## Start

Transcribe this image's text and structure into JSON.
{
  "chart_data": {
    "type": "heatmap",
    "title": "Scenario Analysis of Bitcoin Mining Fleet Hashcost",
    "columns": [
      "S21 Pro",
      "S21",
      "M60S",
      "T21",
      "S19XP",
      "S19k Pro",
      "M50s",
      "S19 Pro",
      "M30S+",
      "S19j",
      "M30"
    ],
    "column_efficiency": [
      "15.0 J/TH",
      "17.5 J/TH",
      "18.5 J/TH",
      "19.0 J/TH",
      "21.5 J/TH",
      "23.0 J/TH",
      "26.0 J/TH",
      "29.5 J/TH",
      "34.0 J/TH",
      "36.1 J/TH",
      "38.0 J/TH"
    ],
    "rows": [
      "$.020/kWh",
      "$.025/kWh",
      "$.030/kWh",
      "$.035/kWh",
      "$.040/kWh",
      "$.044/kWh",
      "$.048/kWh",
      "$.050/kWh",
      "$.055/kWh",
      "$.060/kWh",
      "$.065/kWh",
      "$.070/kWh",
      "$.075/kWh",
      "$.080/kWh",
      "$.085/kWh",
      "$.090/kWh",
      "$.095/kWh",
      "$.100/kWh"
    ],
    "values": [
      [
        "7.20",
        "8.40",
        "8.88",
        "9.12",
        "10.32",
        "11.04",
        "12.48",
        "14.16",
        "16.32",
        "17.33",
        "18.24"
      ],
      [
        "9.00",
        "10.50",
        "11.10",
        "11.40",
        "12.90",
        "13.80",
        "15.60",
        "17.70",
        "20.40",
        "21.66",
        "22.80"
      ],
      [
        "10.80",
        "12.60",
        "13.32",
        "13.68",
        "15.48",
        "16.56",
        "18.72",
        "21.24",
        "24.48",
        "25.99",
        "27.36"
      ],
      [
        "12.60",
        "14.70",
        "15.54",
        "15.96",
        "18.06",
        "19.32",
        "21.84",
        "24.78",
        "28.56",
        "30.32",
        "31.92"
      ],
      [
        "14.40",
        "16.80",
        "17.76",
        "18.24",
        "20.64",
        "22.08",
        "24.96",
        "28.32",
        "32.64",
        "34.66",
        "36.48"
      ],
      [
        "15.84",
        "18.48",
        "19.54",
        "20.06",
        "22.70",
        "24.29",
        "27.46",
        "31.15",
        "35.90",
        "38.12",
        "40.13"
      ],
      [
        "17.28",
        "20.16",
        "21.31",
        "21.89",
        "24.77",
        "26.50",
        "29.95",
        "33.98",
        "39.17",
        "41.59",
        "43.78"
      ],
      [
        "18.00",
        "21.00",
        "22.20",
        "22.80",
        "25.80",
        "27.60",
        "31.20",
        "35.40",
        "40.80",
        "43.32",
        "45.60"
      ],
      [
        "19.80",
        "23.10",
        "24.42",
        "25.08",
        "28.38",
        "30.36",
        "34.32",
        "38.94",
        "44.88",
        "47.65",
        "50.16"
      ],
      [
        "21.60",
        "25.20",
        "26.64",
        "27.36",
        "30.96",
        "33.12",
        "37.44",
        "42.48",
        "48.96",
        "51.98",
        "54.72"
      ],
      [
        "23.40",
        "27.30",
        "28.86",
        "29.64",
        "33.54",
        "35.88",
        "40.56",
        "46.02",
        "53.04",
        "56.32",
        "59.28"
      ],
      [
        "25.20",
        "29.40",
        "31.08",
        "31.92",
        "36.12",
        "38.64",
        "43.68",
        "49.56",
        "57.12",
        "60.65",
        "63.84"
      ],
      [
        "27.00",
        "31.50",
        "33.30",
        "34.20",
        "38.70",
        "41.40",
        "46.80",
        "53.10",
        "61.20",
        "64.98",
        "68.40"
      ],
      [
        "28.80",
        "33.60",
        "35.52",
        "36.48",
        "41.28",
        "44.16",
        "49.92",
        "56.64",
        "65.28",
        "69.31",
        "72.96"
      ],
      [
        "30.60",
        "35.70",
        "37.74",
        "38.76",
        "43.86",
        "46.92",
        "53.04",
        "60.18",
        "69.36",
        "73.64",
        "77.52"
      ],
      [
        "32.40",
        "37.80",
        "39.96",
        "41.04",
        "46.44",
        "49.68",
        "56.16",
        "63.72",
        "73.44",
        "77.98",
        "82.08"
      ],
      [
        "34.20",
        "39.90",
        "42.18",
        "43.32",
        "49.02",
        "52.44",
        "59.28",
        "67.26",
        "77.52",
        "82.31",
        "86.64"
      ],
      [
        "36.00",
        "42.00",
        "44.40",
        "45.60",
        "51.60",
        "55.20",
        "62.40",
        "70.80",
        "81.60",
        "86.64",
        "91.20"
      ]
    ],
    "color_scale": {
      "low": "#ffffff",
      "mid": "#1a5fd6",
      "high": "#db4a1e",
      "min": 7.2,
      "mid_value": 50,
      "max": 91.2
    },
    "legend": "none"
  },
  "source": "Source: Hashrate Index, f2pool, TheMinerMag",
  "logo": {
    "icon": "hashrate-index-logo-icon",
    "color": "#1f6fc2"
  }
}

## End

-- STATED PROBLEM --
Take the records above and return them exactly as written.

-- RESULT OF THIS EXERCISE --
Transcribe this image's text and structure into JSON.
{
  "chart_data": {
    "type": "heatmap",
    "title": "Scenario Analysis of Bitcoin Mining Fleet Hashcost",
    "columns": [
      "S21 Pro",
      "S21",
      "M60S",
      "T21",
      "S19XP",
      "S19k Pro",
      "M50s",
      "S19 Pro",
      "M30S+",
      "S19j",
      "M30"
    ],
    "column_efficiency": [
      "15.0 J/TH",
      "17.5 J/TH",
      "18.5 J/TH",
      "19.0 J/TH",
      "21.5 J/TH",
      "23.0 J/TH",
      "26.0 J/TH",
      "29.5 J/TH",
      "34.0 J/TH",
      "36.1 J/TH",
      "38.0 J/TH"
    ],
    "rows": [
      "$.020/kWh",
      "$.025/kWh",
      "$.030/kWh",
      "$.035/kWh",
      "$.040/kWh",
      "$.044/kWh",
      "$.048/kWh",
      "$.050/kWh",
      "$.055/kWh",
      "$.060/kWh",
      "$.065/kWh",
      "$.070/kWh",
      "$.075/kWh",
      "$.080/kWh",
      "$.085/kWh",
      "$.090/kWh",
      "$.095/kWh",
      "$.100/kWh"
    ],
    "values": [
      [
        "7.20",
        "8.40",
        "8.88",
        "9.12",
        "10.32",
        "11.04",
        "12.48",
        "14.16",
        "16.32",
        "17.33",
        "18.24"
      ],
      [
        "9.00",
        "10.50",
        "11.10",
        "11.40",
        "12.90",
        "13.80",
        "15.60",
        "17.70",
        "20.40",
        "21.66",
        "22.80"
      ],
      [
        "10.80",
        "12.60",
        "13.32",
        "13.68",
        "15.48",
        "16.56",
        "18.72",
        "21.24",
        "24.48",
        "25.99",
        "27.36"
      ],
      [
        "12.60",
        "14.70",
        "15.54",
        "15.96",
        "18.06",
        "19.32",
        "21.84",
        "24.78",
        "28.56",
        "30.32",
        "31.92"
      ],
      [
        "14.40",
        "16.80",
        "17.76",
        "18.24",
        "20.64",
        "22.08",
        "24.96",
        "28.32",
        "32.64",
        "34.66",
        "36.48"
      ],
      [
        "15.84",
        "18.48",
        "19.54",
        "20.06",
        "22.70",
        "24.29",
        "27.46",
        "31.15",
        "35.90",
        "38.12",
        "40.13"
      ],
      [
        "17.28",
        "20.16",
        "21.31",
        "21.89",
        "24.77",
        "26.50",
        "29.95",
        "33.98",
        "39.17",
        "41.59",
        "43.78"
      ],
      [
        "18.00",
        "21.00",
        "22.20",
        "22.80",
        "25.80",
        "27.60",
        "31.20",
        "35.40",
        "40.80",
        "43.32",
        "45.60"
      ],
      [
        "19.80",
        "23.10",
        "24.42",
        "25.08",
        "28.38",
        "30.36",
        "34.32",
        "38.94",
        "44.88",
        "47.65",
        "50.16"
      ],
      [
        "21.60",
        "25.20",
        "26.64",
        "27.36",
        "30.96",
        "33.12",
        "37.44",
        "42.48",
        "48.96",
        "51.98",
        "54.72"
      ],
      [
        "23.40",
        "27.30",
        "28.86",
        "29.64",
        "33.54",
        "35.88",
        "40.56",
        "46.02",
        "53.04",
        "56.32",
        "59.28"
      ],
      [
        "25.20",
        "29.40",
        "31.08",
        "31.92",
        "36.12",
        "38.64",
        "43.68",
        "49.56",
        "57.12",
        "60.65",
        "63.84"
      ],
      [
        "27.00",
        "31.50",
        "33.30",
        "34.20",
        "38.70",
        "41.40",
        "46.80",
        "53.10",
        "61.20",
        "64.98",
        "68.40"
      ],
      [
        "28.80",
        "33.60",
        "35.52",
        "36.48",
        "41.28",
        "44.16",
        "49.92",
        "56.64",
        "65.28",
        "69.31",
        "72.96"
      ],
      [
        "30.60",
        "35.70",
        "37.74",
        "38.76",
        "43.86",
        "46.92",
        "53.04",
        "60.18",
        "69.36",
        "73.64",
        "77.52"
      ],
      [
        "32.40",
        "37.80",
        "39.96",
        "41.04",
        "46.44",
        "49.68",
        "56.16",
        "63.72",
        "73.44",
        "77.98",
        "82.08"
      ],
      [
        "34.20",
        "39.90",
        "42.18",
        "43.32",
        "49.02",
        "52.44",
        "59.28",
        "67.26",
        "77.52",
        "82.31",
        "86.64"
      ],
      [
        "36.00",
        "42.00",
        "44.40",
        "45.60",
        "51.60",
        "55.20",
        "62.40",
        "70.80",
        "81.60",
        "86.64",
        "91.20"
      ]
    ],
    "color_scale": {
      "low": "#ffffff",
      "mid": "#1a5fd6",
      "high": "#db4a1e",
      "min": 7.2,
      "mid_value": 50,
      "max": 91.2
    },
    "legend": "none"
  },
  "source": "Source: Hashrate Index, f2pool, TheMinerMag",
  "logo": {
    "icon": "hashrate-index-logo-icon",
    "color": "#1f6fc2"
  }
}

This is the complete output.